What you are asked to do: In the listing that follows, count each line containing the string "this" and report only the count.

(Entries from a dataset)
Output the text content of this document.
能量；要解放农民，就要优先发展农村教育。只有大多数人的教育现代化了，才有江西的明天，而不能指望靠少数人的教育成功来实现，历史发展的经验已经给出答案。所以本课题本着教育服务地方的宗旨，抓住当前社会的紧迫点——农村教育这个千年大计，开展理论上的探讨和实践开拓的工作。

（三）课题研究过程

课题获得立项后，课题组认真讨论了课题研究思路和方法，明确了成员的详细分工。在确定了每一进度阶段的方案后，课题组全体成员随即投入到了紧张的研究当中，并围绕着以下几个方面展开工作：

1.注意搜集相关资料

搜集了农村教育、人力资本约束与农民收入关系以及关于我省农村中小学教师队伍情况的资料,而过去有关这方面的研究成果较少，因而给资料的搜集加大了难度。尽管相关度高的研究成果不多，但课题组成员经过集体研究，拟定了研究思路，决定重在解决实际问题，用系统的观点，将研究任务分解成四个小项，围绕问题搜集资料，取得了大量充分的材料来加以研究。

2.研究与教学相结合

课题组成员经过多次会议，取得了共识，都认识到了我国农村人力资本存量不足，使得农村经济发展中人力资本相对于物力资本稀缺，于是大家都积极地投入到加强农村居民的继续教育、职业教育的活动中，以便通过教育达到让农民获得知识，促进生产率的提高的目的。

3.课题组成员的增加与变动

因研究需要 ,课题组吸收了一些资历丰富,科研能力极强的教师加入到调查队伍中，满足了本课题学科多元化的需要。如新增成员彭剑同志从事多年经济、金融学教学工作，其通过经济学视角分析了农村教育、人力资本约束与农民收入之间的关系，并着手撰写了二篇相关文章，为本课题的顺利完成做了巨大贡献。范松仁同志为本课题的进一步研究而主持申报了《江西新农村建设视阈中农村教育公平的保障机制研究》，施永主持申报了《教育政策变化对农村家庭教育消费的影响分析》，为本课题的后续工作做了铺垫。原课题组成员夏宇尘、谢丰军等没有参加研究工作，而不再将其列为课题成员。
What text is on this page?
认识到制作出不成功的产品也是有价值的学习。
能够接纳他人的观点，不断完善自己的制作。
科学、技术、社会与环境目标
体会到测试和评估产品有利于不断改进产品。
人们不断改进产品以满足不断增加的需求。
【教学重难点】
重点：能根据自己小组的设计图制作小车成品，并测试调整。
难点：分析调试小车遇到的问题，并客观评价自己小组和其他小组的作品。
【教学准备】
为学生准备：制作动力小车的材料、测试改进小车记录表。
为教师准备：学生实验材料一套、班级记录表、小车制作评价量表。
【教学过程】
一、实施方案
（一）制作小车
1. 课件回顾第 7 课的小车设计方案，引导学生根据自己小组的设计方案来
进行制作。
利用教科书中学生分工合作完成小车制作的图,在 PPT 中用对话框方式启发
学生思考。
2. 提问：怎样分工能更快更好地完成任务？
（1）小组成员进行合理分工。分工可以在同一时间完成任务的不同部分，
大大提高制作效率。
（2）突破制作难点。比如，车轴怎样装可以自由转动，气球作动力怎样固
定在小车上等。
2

The response: 2